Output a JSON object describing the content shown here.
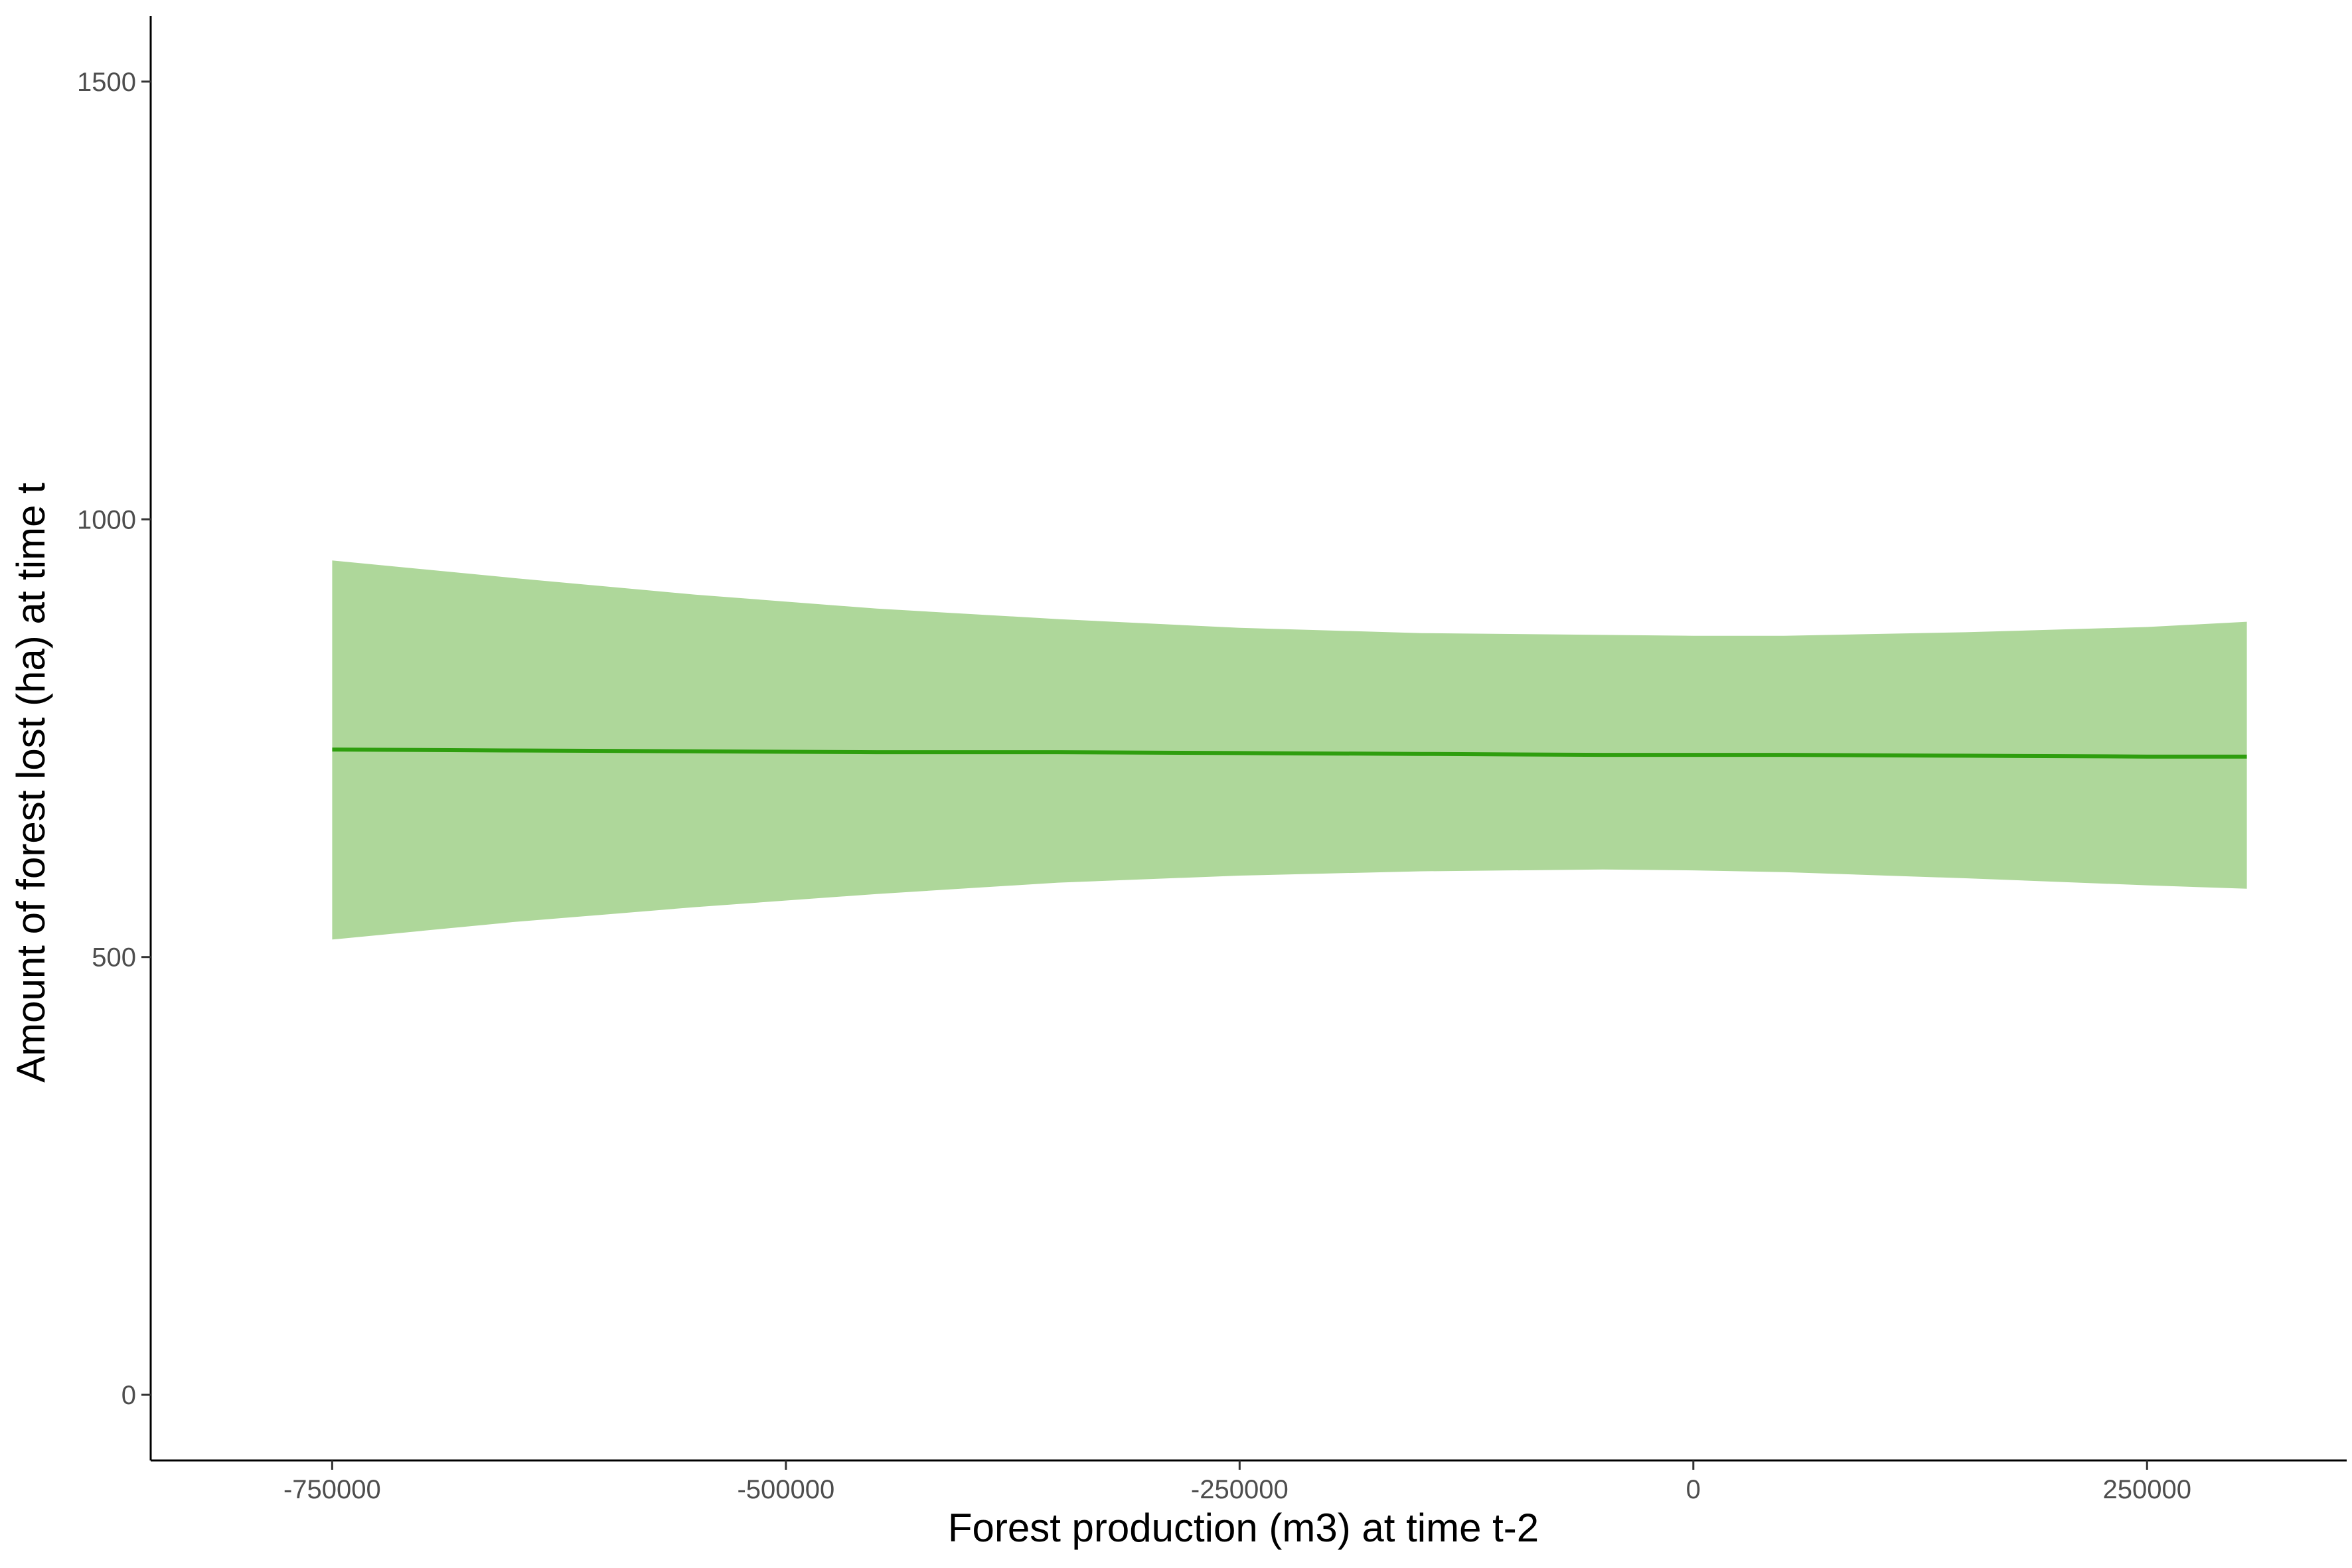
{
  "chart_data": {
    "type": "line",
    "title": "",
    "xlabel": "Forest production (m3) at time t-2",
    "ylabel": "Amount of forest lost (ha) at time t",
    "xlim": [
      -850000,
      360000
    ],
    "ylim": [
      -75,
      1575
    ],
    "x_ticks": [
      {
        "value": -750000,
        "label": "-750000"
      },
      {
        "value": -500000,
        "label": "-500000"
      },
      {
        "value": -250000,
        "label": "-250000"
      },
      {
        "value": 0,
        "label": "0"
      },
      {
        "value": 250000,
        "label": "250000"
      }
    ],
    "y_ticks": [
      {
        "value": 0,
        "label": "0"
      },
      {
        "value": 500,
        "label": "500"
      },
      {
        "value": 1000,
        "label": "1000"
      },
      {
        "value": 1500,
        "label": "1500"
      }
    ],
    "grid": false,
    "series": [
      {
        "color": "#2e9e0e",
        "ribbon_color": "#aed79a",
        "x": [
          -750000,
          -650000,
          -550000,
          -450000,
          -350000,
          -250000,
          -150000,
          -50000,
          0,
          50000,
          150000,
          250000,
          305000
        ],
        "y": [
          737,
          736,
          735,
          734,
          734,
          733,
          732,
          731,
          731,
          731,
          730,
          729,
          729
        ],
        "lower": [
          520,
          540,
          557,
          572,
          585,
          593,
          598,
          600,
          599,
          597,
          590,
          582,
          578
        ],
        "upper": [
          953,
          933,
          914,
          898,
          886,
          876,
          870,
          868,
          867,
          867,
          871,
          877,
          883
        ]
      }
    ]
  }
}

Task directions: Print the records above exactly as they stand, but leave out the pictures.

Written solution:
Output a JSON object describing the content shown here.
{
  "chart_data": {
    "type": "line",
    "title": "",
    "xlabel": "Forest production (m3) at time t-2",
    "ylabel": "Amount of forest lost (ha) at time t",
    "xlim": [
      -850000,
      360000
    ],
    "ylim": [
      -75,
      1575
    ],
    "x_ticks": [
      {
        "value": -750000,
        "label": "-750000"
      },
      {
        "value": -500000,
        "label": "-500000"
      },
      {
        "value": -250000,
        "label": "-250000"
      },
      {
        "value": 0,
        "label": "0"
      },
      {
        "value": 250000,
        "label": "250000"
      }
    ],
    "y_ticks": [
      {
        "value": 0,
        "label": "0"
      },
      {
        "value": 500,
        "label": "500"
      },
      {
        "value": 1000,
        "label": "1000"
      },
      {
        "value": 1500,
        "label": "1500"
      }
    ],
    "grid": false,
    "series": [
      {
        "color": "#2e9e0e",
        "ribbon_color": "#aed79a",
        "x": [
          -750000,
          -650000,
          -550000,
          -450000,
          -350000,
          -250000,
          -150000,
          -50000,
          0,
          50000,
          150000,
          250000,
          305000
        ],
        "y": [
          737,
          736,
          735,
          734,
          734,
          733,
          732,
          731,
          731,
          731,
          730,
          729,
          729
        ],
        "lower": [
          520,
          540,
          557,
          572,
          585,
          593,
          598,
          600,
          599,
          597,
          590,
          582,
          578
        ],
        "upper": [
          953,
          933,
          914,
          898,
          886,
          876,
          870,
          868,
          867,
          867,
          871,
          877,
          883
        ]
      }
    ]
  }
}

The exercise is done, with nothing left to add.